EXERCISE INSTRUCTIONS: Pull every line containing "ylabel" out of the material below.

EXTRACTED DATA:
-- -- --

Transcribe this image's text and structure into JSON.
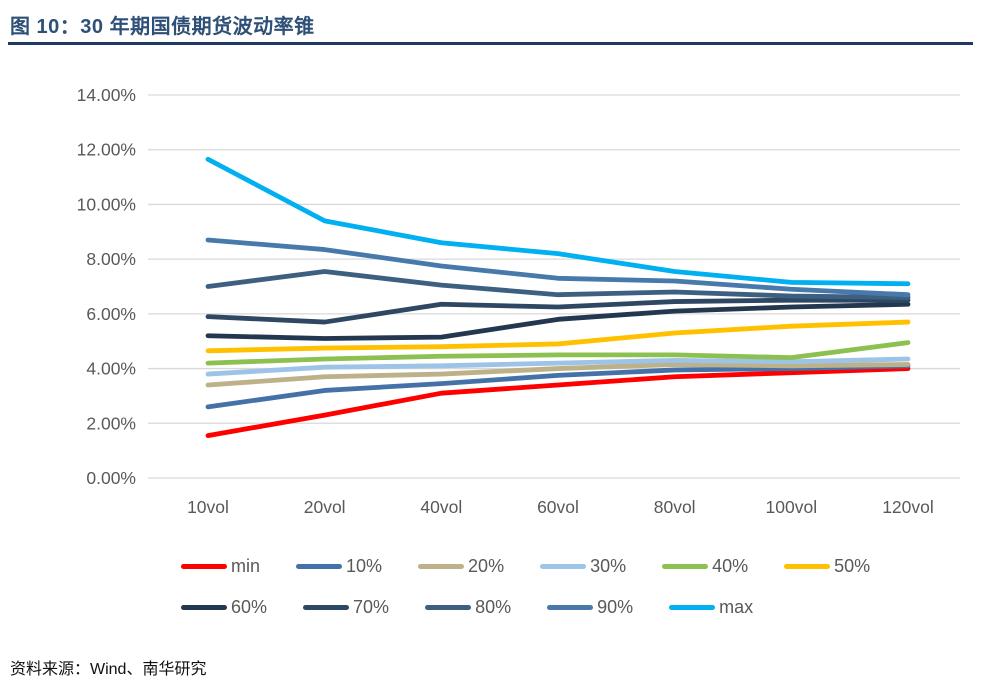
{
  "header": {
    "title": "图 10：30 年期国债期货波动率锥"
  },
  "chart_data": {
    "type": "line",
    "title": "图 10：30 年期国债期货波动率锥",
    "xlabel": "",
    "ylabel": "",
    "categories": [
      "10vol",
      "20vol",
      "40vol",
      "60vol",
      "80vol",
      "100vol",
      "120vol"
    ],
    "series": [
      {
        "name": "min",
        "color": "#FF0000",
        "values": [
          1.55,
          2.3,
          3.1,
          3.4,
          3.7,
          3.85,
          4.0
        ]
      },
      {
        "name": "10%",
        "color": "#4472A8",
        "values": [
          2.6,
          3.2,
          3.45,
          3.75,
          3.95,
          4.0,
          4.1
        ]
      },
      {
        "name": "20%",
        "color": "#BDB18A",
        "values": [
          3.4,
          3.7,
          3.8,
          4.0,
          4.15,
          4.1,
          4.15
        ]
      },
      {
        "name": "30%",
        "color": "#9DC3E6",
        "values": [
          3.8,
          4.05,
          4.1,
          4.2,
          4.3,
          4.25,
          4.35
        ]
      },
      {
        "name": "40%",
        "color": "#8CC152",
        "values": [
          4.2,
          4.35,
          4.45,
          4.5,
          4.5,
          4.4,
          4.95
        ]
      },
      {
        "name": "50%",
        "color": "#FFC000",
        "values": [
          4.65,
          4.75,
          4.8,
          4.9,
          5.3,
          5.55,
          5.7
        ]
      },
      {
        "name": "60%",
        "color": "#233850",
        "values": [
          5.2,
          5.1,
          5.15,
          5.8,
          6.1,
          6.25,
          6.35
        ]
      },
      {
        "name": "70%",
        "color": "#2E4763",
        "values": [
          5.9,
          5.7,
          6.35,
          6.25,
          6.45,
          6.5,
          6.5
        ]
      },
      {
        "name": "80%",
        "color": "#3D6080",
        "values": [
          7.0,
          7.55,
          7.05,
          6.7,
          6.8,
          6.65,
          6.6
        ]
      },
      {
        "name": "90%",
        "color": "#4779AB",
        "values": [
          8.7,
          8.35,
          7.75,
          7.3,
          7.2,
          6.9,
          6.7
        ]
      },
      {
        "name": "max",
        "color": "#00B0F0",
        "values": [
          11.65,
          9.4,
          8.6,
          8.2,
          7.55,
          7.15,
          7.1
        ]
      }
    ],
    "y_ticks": [
      "0.00%",
      "2.00%",
      "4.00%",
      "6.00%",
      "8.00%",
      "10.00%",
      "12.00%",
      "14.00%"
    ],
    "ylim": [
      0,
      14
    ],
    "grid": "horizontal",
    "legend_position": "bottom",
    "legend_rows": [
      [
        "min",
        "10%",
        "20%",
        "30%",
        "40%",
        "50%"
      ],
      [
        "60%",
        "70%",
        "80%",
        "90%",
        "max"
      ]
    ]
  },
  "footer": {
    "source": "资料来源：Wind、南华研究"
  },
  "colors": {
    "title_text": "#2E5077",
    "title_rule": "#1F3864",
    "axis_text": "#595959",
    "gridline": "#D9D9D9",
    "background": "#FFFFFF"
  }
}
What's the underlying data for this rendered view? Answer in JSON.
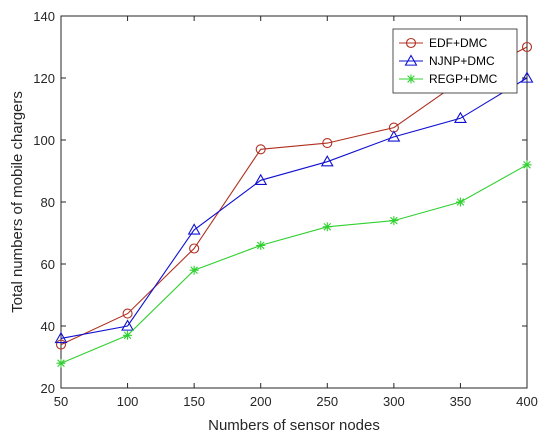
{
  "chart_data": {
    "type": "line",
    "title": "",
    "xlabel": "Numbers of sensor nodes",
    "ylabel": "Total numbers of mobile chargers",
    "x": [
      50,
      100,
      150,
      200,
      250,
      300,
      350,
      400
    ],
    "xlim": [
      50,
      400
    ],
    "ylim": [
      20,
      140
    ],
    "xticks": [
      50,
      100,
      150,
      200,
      250,
      300,
      350,
      400
    ],
    "yticks": [
      20,
      40,
      60,
      80,
      100,
      120,
      140
    ],
    "grid": false,
    "legend_position": "top-right",
    "series": [
      {
        "name": "EDF+DMC",
        "color": "#b03020",
        "marker": "circle",
        "values": [
          34,
          44,
          65,
          97,
          99,
          104,
          119,
          130
        ]
      },
      {
        "name": "NJNP+DMC",
        "color": "#1010d0",
        "marker": "triangle",
        "values": [
          36,
          40,
          71,
          87,
          93,
          101,
          107,
          120
        ]
      },
      {
        "name": "REGP+DMC",
        "color": "#30d030",
        "marker": "asterisk",
        "values": [
          28,
          37,
          58,
          66,
          72,
          74,
          80,
          92
        ]
      }
    ]
  }
}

-- -- --

ANSWER IN FULL:
    "ylabel": "",
    "ylabel": "Total numbers of mobile chargers",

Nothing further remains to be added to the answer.